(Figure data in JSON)

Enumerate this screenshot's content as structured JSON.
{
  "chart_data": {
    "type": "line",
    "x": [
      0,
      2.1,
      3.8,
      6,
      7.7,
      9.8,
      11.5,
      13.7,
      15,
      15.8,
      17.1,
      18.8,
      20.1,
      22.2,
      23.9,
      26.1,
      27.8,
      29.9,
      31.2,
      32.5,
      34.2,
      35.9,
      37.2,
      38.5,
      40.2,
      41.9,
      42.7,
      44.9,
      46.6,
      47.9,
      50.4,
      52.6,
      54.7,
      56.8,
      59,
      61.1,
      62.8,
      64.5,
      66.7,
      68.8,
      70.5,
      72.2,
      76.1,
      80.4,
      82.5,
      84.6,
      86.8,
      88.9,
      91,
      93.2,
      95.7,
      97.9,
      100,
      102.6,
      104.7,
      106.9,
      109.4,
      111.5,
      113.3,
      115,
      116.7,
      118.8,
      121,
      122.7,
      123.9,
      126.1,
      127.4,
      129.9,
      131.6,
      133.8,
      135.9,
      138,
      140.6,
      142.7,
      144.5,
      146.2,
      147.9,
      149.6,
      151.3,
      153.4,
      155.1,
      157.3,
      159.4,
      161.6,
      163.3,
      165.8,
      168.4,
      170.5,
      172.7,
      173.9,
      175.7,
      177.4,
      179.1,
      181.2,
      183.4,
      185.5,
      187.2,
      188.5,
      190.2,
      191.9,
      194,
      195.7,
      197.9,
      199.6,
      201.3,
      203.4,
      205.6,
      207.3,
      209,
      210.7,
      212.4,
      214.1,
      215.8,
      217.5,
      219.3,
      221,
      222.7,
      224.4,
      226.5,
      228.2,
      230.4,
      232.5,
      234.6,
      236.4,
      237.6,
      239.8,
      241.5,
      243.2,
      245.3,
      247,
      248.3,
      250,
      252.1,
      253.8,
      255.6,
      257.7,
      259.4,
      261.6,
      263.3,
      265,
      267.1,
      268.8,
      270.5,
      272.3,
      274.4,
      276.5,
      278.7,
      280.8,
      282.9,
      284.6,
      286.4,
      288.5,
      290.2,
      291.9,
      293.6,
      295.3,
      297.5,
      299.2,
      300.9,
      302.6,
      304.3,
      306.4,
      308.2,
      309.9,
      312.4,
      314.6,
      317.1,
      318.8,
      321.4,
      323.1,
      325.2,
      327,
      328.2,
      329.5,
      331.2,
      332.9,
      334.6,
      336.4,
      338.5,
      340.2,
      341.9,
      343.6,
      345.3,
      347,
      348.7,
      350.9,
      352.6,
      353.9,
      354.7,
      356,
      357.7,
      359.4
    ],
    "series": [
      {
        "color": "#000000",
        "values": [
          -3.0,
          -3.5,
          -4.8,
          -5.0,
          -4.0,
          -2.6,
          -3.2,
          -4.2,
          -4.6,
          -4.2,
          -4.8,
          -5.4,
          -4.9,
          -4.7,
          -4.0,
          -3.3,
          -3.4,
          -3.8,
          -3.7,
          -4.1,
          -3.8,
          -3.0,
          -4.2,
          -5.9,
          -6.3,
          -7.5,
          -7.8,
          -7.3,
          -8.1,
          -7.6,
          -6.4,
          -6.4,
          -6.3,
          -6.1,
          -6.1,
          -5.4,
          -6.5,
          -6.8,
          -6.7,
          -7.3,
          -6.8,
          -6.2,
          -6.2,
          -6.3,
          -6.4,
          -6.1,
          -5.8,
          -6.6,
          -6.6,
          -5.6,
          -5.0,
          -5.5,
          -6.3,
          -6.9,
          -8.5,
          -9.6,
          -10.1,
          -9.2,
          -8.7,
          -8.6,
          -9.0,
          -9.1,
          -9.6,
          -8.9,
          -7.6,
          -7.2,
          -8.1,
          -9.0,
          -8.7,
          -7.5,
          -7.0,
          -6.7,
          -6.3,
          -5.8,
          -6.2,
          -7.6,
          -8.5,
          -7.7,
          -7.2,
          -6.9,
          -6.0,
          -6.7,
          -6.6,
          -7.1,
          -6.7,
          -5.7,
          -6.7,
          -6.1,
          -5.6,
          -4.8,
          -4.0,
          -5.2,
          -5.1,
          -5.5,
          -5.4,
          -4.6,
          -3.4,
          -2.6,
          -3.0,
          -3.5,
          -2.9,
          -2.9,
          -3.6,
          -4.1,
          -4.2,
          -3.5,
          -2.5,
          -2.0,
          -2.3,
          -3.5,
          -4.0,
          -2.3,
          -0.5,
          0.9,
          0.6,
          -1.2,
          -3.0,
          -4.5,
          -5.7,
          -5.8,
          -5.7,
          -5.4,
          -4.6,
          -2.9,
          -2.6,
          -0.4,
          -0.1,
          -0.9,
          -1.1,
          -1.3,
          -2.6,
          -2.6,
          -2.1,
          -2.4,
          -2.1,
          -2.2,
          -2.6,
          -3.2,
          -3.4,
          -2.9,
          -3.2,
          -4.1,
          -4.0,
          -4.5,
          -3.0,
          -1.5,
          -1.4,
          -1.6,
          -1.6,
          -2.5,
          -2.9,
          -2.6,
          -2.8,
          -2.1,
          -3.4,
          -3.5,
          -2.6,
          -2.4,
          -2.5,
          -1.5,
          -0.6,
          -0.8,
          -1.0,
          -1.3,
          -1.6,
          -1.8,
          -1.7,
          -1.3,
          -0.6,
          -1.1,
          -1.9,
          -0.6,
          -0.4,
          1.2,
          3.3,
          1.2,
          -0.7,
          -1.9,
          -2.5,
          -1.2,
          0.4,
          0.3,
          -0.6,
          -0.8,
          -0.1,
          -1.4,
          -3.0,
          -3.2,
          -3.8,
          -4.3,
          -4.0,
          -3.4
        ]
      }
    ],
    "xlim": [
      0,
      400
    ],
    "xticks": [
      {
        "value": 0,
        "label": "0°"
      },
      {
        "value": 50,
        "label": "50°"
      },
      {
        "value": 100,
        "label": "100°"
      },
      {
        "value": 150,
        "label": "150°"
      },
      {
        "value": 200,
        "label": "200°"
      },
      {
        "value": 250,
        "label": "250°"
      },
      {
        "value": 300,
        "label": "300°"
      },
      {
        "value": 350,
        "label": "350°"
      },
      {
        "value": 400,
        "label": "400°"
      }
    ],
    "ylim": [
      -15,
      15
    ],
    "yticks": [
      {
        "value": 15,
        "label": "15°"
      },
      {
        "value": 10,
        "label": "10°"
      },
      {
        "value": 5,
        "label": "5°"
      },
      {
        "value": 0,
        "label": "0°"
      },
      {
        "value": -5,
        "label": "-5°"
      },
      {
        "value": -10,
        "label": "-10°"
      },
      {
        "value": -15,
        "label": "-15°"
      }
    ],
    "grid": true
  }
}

Brief: Set down the entries verbatim, leaving none out.

Finished exercise:
Enumerate this screenshot's content as structured JSON.
{
  "chart_data": {
    "type": "line",
    "x": [
      0,
      2.1,
      3.8,
      6,
      7.7,
      9.8,
      11.5,
      13.7,
      15,
      15.8,
      17.1,
      18.8,
      20.1,
      22.2,
      23.9,
      26.1,
      27.8,
      29.9,
      31.2,
      32.5,
      34.2,
      35.9,
      37.2,
      38.5,
      40.2,
      41.9,
      42.7,
      44.9,
      46.6,
      47.9,
      50.4,
      52.6,
      54.7,
      56.8,
      59,
      61.1,
      62.8,
      64.5,
      66.7,
      68.8,
      70.5,
      72.2,
      76.1,
      80.4,
      82.5,
      84.6,
      86.8,
      88.9,
      91,
      93.2,
      95.7,
      97.9,
      100,
      102.6,
      104.7,
      106.9,
      109.4,
      111.5,
      113.3,
      115,
      116.7,
      118.8,
      121,
      122.7,
      123.9,
      126.1,
      127.4,
      129.9,
      131.6,
      133.8,
      135.9,
      138,
      140.6,
      142.7,
      144.5,
      146.2,
      147.9,
      149.6,
      151.3,
      153.4,
      155.1,
      157.3,
      159.4,
      161.6,
      163.3,
      165.8,
      168.4,
      170.5,
      172.7,
      173.9,
      175.7,
      177.4,
      179.1,
      181.2,
      183.4,
      185.5,
      187.2,
      188.5,
      190.2,
      191.9,
      194,
      195.7,
      197.9,
      199.6,
      201.3,
      203.4,
      205.6,
      207.3,
      209,
      210.7,
      212.4,
      214.1,
      215.8,
      217.5,
      219.3,
      221,
      222.7,
      224.4,
      226.5,
      228.2,
      230.4,
      232.5,
      234.6,
      236.4,
      237.6,
      239.8,
      241.5,
      243.2,
      245.3,
      247,
      248.3,
      250,
      252.1,
      253.8,
      255.6,
      257.7,
      259.4,
      261.6,
      263.3,
      265,
      267.1,
      268.8,
      270.5,
      272.3,
      274.4,
      276.5,
      278.7,
      280.8,
      282.9,
      284.6,
      286.4,
      288.5,
      290.2,
      291.9,
      293.6,
      295.3,
      297.5,
      299.2,
      300.9,
      302.6,
      304.3,
      306.4,
      308.2,
      309.9,
      312.4,
      314.6,
      317.1,
      318.8,
      321.4,
      323.1,
      325.2,
      327,
      328.2,
      329.5,
      331.2,
      332.9,
      334.6,
      336.4,
      338.5,
      340.2,
      341.9,
      343.6,
      345.3,
      347,
      348.7,
      350.9,
      352.6,
      353.9,
      354.7,
      356,
      357.7,
      359.4
    ],
    "series": [
      {
        "color": "#000000",
        "values": [
          -3.0,
          -3.5,
          -4.8,
          -5.0,
          -4.0,
          -2.6,
          -3.2,
          -4.2,
          -4.6,
          -4.2,
          -4.8,
          -5.4,
          -4.9,
          -4.7,
          -4.0,
          -3.3,
          -3.4,
          -3.8,
          -3.7,
          -4.1,
          -3.8,
          -3.0,
          -4.2,
          -5.9,
          -6.3,
          -7.5,
          -7.8,
          -7.3,
          -8.1,
          -7.6,
          -6.4,
          -6.4,
          -6.3,
          -6.1,
          -6.1,
          -5.4,
          -6.5,
          -6.8,
          -6.7,
          -7.3,
          -6.8,
          -6.2,
          -6.2,
          -6.3,
          -6.4,
          -6.1,
          -5.8,
          -6.6,
          -6.6,
          -5.6,
          -5.0,
          -5.5,
          -6.3,
          -6.9,
          -8.5,
          -9.6,
          -10.1,
          -9.2,
          -8.7,
          -8.6,
          -9.0,
          -9.1,
          -9.6,
          -8.9,
          -7.6,
          -7.2,
          -8.1,
          -9.0,
          -8.7,
          -7.5,
          -7.0,
          -6.7,
          -6.3,
          -5.8,
          -6.2,
          -7.6,
          -8.5,
          -7.7,
          -7.2,
          -6.9,
          -6.0,
          -6.7,
          -6.6,
          -7.1,
          -6.7,
          -5.7,
          -6.7,
          -6.1,
          -5.6,
          -4.8,
          -4.0,
          -5.2,
          -5.1,
          -5.5,
          -5.4,
          -4.6,
          -3.4,
          -2.6,
          -3.0,
          -3.5,
          -2.9,
          -2.9,
          -3.6,
          -4.1,
          -4.2,
          -3.5,
          -2.5,
          -2.0,
          -2.3,
          -3.5,
          -4.0,
          -2.3,
          -0.5,
          0.9,
          0.6,
          -1.2,
          -3.0,
          -4.5,
          -5.7,
          -5.8,
          -5.7,
          -5.4,
          -4.6,
          -2.9,
          -2.6,
          -0.4,
          -0.1,
          -0.9,
          -1.1,
          -1.3,
          -2.6,
          -2.6,
          -2.1,
          -2.4,
          -2.1,
          -2.2,
          -2.6,
          -3.2,
          -3.4,
          -2.9,
          -3.2,
          -4.1,
          -4.0,
          -4.5,
          -3.0,
          -1.5,
          -1.4,
          -1.6,
          -1.6,
          -2.5,
          -2.9,
          -2.6,
          -2.8,
          -2.1,
          -3.4,
          -3.5,
          -2.6,
          -2.4,
          -2.5,
          -1.5,
          -0.6,
          -0.8,
          -1.0,
          -1.3,
          -1.6,
          -1.8,
          -1.7,
          -1.3,
          -0.6,
          -1.1,
          -1.9,
          -0.6,
          -0.4,
          1.2,
          3.3,
          1.2,
          -0.7,
          -1.9,
          -2.5,
          -1.2,
          0.4,
          0.3,
          -0.6,
          -0.8,
          -0.1,
          -1.4,
          -3.0,
          -3.2,
          -3.8,
          -4.3,
          -4.0,
          -3.4
        ]
      }
    ],
    "xlim": [
      0,
      400
    ],
    "xticks": [
      {
        "value": 0,
        "label": "0°"
      },
      {
        "value": 50,
        "label": "50°"
      },
      {
        "value": 100,
        "label": "100°"
      },
      {
        "value": 150,
        "label": "150°"
      },
      {
        "value": 200,
        "label": "200°"
      },
      {
        "value": 250,
        "label": "250°"
      },
      {
        "value": 300,
        "label": "300°"
      },
      {
        "value": 350,
        "label": "350°"
      },
      {
        "value": 400,
        "label": "400°"
      }
    ],
    "ylim": [
      -15,
      15
    ],
    "yticks": [
      {
        "value": 15,
        "label": "15°"
      },
      {
        "value": 10,
        "label": "10°"
      },
      {
        "value": 5,
        "label": "5°"
      },
      {
        "value": 0,
        "label": "0°"
      },
      {
        "value": -5,
        "label": "-5°"
      },
      {
        "value": -10,
        "label": "-10°"
      },
      {
        "value": -15,
        "label": "-15°"
      }
    ],
    "grid": true
  }
}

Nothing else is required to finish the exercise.